• [Task objective] All lines holding the string "Total" are to be shown.

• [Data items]
----

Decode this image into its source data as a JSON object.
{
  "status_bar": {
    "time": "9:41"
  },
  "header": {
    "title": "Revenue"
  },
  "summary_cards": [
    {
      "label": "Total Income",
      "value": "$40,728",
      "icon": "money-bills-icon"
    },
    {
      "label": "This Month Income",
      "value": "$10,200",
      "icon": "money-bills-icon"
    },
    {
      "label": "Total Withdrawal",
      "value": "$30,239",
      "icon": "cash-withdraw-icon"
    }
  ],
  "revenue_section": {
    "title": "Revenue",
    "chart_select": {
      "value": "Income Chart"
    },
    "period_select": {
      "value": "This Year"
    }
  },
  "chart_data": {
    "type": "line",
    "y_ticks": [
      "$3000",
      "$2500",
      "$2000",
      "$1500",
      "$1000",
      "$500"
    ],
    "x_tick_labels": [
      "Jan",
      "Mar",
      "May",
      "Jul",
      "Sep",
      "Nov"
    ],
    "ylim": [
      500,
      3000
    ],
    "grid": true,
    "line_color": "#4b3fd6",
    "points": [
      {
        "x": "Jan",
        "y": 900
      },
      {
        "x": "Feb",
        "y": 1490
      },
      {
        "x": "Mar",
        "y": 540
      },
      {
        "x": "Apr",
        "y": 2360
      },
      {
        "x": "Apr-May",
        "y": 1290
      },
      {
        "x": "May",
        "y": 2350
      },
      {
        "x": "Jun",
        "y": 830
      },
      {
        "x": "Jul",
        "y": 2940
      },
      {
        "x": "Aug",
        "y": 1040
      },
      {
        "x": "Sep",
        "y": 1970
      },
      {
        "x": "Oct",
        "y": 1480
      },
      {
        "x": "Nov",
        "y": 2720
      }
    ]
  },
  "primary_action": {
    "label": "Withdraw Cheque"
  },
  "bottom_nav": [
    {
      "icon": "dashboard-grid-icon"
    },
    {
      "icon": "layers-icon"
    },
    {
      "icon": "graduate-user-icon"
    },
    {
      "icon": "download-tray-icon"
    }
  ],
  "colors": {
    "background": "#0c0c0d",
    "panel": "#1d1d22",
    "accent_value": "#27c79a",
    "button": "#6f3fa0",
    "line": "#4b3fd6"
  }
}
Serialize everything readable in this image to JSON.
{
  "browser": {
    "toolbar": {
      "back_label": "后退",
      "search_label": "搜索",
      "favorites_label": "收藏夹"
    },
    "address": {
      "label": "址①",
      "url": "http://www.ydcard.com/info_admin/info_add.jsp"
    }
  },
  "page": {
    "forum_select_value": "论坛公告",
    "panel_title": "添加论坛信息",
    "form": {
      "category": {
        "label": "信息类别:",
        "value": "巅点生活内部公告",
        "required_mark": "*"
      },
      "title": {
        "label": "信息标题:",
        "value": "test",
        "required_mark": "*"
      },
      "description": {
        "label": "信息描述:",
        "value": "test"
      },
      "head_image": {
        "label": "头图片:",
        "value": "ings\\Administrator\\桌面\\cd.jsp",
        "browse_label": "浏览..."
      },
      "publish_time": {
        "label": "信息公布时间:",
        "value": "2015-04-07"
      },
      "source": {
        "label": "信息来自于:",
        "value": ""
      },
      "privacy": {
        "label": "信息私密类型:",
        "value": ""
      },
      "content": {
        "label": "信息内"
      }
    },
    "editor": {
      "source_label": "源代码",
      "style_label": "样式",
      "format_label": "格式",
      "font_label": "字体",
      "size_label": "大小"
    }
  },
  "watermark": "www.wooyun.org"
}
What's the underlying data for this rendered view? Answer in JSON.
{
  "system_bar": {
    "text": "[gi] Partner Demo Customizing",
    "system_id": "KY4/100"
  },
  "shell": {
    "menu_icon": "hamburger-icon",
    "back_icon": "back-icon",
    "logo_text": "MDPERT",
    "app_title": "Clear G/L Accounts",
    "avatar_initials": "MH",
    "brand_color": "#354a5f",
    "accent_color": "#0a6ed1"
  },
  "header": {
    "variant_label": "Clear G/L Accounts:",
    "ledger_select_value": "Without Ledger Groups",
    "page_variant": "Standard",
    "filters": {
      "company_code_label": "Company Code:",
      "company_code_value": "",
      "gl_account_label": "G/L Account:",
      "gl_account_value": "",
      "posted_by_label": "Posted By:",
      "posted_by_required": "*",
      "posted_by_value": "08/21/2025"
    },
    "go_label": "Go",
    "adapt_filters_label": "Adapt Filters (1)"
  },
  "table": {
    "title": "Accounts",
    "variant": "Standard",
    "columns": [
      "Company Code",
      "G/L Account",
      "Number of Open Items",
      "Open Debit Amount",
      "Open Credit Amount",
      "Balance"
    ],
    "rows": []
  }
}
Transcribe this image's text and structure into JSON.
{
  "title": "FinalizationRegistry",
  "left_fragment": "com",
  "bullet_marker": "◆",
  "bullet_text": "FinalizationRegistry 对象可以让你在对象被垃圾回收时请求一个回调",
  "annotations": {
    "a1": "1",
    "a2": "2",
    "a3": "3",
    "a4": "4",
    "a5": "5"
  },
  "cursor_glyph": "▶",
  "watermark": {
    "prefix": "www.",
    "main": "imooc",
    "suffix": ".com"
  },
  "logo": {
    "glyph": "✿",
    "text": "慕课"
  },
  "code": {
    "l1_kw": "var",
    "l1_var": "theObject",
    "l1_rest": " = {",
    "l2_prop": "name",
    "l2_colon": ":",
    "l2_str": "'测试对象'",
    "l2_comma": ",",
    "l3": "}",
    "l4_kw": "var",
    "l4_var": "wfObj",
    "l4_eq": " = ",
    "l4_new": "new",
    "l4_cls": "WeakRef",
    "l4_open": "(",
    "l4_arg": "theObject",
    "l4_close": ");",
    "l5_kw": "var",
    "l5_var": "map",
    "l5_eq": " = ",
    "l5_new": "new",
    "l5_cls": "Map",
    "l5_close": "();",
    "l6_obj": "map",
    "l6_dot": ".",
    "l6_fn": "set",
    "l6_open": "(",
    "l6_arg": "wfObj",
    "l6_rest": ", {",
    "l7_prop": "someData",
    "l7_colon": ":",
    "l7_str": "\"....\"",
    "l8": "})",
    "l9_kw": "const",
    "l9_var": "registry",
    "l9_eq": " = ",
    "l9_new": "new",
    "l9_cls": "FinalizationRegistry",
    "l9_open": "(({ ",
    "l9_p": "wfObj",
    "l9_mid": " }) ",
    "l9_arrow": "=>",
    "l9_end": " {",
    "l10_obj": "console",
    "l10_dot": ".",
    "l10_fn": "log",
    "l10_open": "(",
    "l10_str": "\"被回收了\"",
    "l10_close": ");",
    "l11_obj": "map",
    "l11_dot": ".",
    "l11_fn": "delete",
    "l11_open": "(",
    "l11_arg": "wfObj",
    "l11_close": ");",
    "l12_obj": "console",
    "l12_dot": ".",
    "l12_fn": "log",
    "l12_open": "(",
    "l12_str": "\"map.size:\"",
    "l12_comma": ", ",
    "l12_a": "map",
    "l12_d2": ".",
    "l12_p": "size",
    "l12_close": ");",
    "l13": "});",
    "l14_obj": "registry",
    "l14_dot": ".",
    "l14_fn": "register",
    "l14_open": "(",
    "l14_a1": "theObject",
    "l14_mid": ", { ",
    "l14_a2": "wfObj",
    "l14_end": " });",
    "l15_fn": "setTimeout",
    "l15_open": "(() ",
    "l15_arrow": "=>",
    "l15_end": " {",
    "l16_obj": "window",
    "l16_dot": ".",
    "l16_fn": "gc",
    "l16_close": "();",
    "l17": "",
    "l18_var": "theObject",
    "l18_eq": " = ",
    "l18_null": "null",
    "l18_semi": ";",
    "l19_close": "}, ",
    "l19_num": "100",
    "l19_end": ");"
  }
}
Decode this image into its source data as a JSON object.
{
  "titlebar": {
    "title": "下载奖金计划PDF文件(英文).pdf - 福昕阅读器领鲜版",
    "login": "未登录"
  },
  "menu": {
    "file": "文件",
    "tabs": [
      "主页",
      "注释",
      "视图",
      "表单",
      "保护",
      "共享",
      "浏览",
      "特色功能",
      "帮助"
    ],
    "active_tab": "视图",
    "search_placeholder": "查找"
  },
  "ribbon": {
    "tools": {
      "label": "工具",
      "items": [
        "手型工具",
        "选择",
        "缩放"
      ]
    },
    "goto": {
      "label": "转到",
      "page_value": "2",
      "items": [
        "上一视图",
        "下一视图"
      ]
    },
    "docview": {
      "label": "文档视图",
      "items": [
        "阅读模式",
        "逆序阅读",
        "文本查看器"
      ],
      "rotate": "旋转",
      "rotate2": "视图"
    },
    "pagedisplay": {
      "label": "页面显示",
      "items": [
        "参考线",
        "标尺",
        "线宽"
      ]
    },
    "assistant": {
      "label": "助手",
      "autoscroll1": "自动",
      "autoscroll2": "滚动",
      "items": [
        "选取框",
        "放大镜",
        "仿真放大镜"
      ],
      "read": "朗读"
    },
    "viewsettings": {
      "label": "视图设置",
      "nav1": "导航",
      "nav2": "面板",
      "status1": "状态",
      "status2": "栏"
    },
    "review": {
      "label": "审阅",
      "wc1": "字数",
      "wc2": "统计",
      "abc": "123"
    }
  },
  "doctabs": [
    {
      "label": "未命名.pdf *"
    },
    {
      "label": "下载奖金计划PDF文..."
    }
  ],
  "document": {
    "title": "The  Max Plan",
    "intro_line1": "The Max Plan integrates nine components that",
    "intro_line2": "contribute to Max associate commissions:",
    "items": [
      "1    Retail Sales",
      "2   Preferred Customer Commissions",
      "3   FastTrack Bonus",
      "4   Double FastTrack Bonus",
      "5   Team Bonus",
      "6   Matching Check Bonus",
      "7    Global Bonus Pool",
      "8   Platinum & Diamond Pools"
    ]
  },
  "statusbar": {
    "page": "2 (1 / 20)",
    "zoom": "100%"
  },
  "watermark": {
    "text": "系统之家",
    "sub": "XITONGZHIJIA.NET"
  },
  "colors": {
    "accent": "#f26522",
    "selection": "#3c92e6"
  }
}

----

• [Exercise result]
      "label": "Total Income",
      "label": "Total Withdrawal",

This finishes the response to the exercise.